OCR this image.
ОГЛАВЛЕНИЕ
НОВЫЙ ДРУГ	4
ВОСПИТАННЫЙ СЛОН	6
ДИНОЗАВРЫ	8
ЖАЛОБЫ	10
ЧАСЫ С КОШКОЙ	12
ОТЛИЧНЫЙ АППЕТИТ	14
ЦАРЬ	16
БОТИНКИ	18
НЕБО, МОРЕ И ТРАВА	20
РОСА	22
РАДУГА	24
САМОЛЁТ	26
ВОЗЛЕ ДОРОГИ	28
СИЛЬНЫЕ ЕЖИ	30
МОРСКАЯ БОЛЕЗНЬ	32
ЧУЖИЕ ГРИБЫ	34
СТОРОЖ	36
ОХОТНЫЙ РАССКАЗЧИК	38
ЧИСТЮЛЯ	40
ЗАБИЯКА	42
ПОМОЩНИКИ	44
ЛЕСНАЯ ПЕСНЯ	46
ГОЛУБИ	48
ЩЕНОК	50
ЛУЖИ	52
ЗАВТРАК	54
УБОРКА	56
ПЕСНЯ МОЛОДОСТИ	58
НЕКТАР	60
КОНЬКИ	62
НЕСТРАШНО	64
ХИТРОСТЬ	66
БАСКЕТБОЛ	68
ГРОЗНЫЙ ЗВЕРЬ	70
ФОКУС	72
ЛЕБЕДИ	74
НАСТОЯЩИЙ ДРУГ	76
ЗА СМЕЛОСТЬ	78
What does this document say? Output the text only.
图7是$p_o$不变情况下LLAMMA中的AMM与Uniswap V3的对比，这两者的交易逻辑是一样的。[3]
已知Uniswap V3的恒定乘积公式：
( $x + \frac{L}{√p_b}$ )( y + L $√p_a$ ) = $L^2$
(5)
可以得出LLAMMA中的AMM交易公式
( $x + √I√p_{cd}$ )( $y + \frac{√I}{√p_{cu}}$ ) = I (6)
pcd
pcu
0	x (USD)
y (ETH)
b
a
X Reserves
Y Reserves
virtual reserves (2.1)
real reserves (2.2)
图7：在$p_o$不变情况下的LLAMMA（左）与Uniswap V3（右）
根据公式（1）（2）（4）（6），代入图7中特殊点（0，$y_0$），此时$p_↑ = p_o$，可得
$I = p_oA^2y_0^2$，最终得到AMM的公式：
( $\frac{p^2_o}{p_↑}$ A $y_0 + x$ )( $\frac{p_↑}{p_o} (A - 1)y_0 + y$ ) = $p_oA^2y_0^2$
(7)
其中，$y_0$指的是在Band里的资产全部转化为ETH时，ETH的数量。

----------

BRIEF:
Copy down the material exactly as written.

ANSWER TO THE PROBLEM:
OCR this image.
ОГЛАВЛЕНИЕ
НОВЫЙ ДРУГ	4
ВОСПИТАННЫЙ СЛОН	6
ДИНОЗАВРЫ	8
ЖАЛОБЫ	10
ЧАСЫ С КОШКОЙ	12
ОТЛИЧНЫЙ АППЕТИТ	14
ЦАРЬ	16
БОТИНКИ	18
НЕБО, МОРЕ И ТРАВА	20
РОСА	22
РАДУГА	24
САМОЛЁТ	26
ВОЗЛЕ ДОРОГИ	28
СИЛЬНЫЕ ЕЖИ	30
МОРСКАЯ БОЛЕЗНЬ	32
ЧУЖИЕ ГРИБЫ	34
СТОРОЖ	36
ОХОТНЫЙ РАССКАЗЧИК	38
ЧИСТЮЛЯ	40
ЗАБИЯКА	42
ПОМОЩНИКИ	44
ЛЕСНАЯ ПЕСНЯ	46
ГОЛУБИ	48
ЩЕНОК	50
ЛУЖИ	52
ЗАВТРАК	54
УБОРКА	56
ПЕСНЯ МОЛОДОСТИ	58
НЕКТАР	60
КОНЬКИ	62
НЕСТРАШНО	64
ХИТРОСТЬ	66
БАСКЕТБОЛ	68
ГРОЗНЫЙ ЗВЕРЬ	70
ФОКУС	72
ЛЕБЕДИ	74
НАСТОЯЩИЙ ДРУГ	76
ЗА СМЕЛОСТЬ	78
What does this document say? Output the text only.
图7是$p_o$不变情况下LLAMMA中的AMM与Uniswap V3的对比，这两者的交易逻辑是一样的。[3]
已知Uniswap V3的恒定乘积公式：
( $x + \frac{L}{√p_b}$ )( y + L $√p_a$ ) = $L^2$
(5)
可以得出LLAMMA中的AMM交易公式
( $x + √I√p_{cd}$ )( $y + \frac{√I}{√p_{cu}}$ ) = I (6)
pcd
pcu
0	x (USD)
y (ETH)
b
a
X Reserves
Y Reserves
virtual reserves (2.1)
real reserves (2.2)
图7：在$p_o$不变情况下的LLAMMA（左）与Uniswap V3（右）
根据公式（1）（2）（4）（6），代入图7中特殊点（0，$y_0$），此时$p_↑ = p_o$，可得
$I = p_oA^2y_0^2$，最终得到AMM的公式：
( $\frac{p^2_o}{p_↑}$ A $y_0 + x$ )( $\frac{p_↑}{p_o} (A - 1)y_0 + y$ ) = $p_oA^2y_0^2$
(7)
其中，$y_0$指的是在Band里的资产全部转化为ETH时，ETH的数量。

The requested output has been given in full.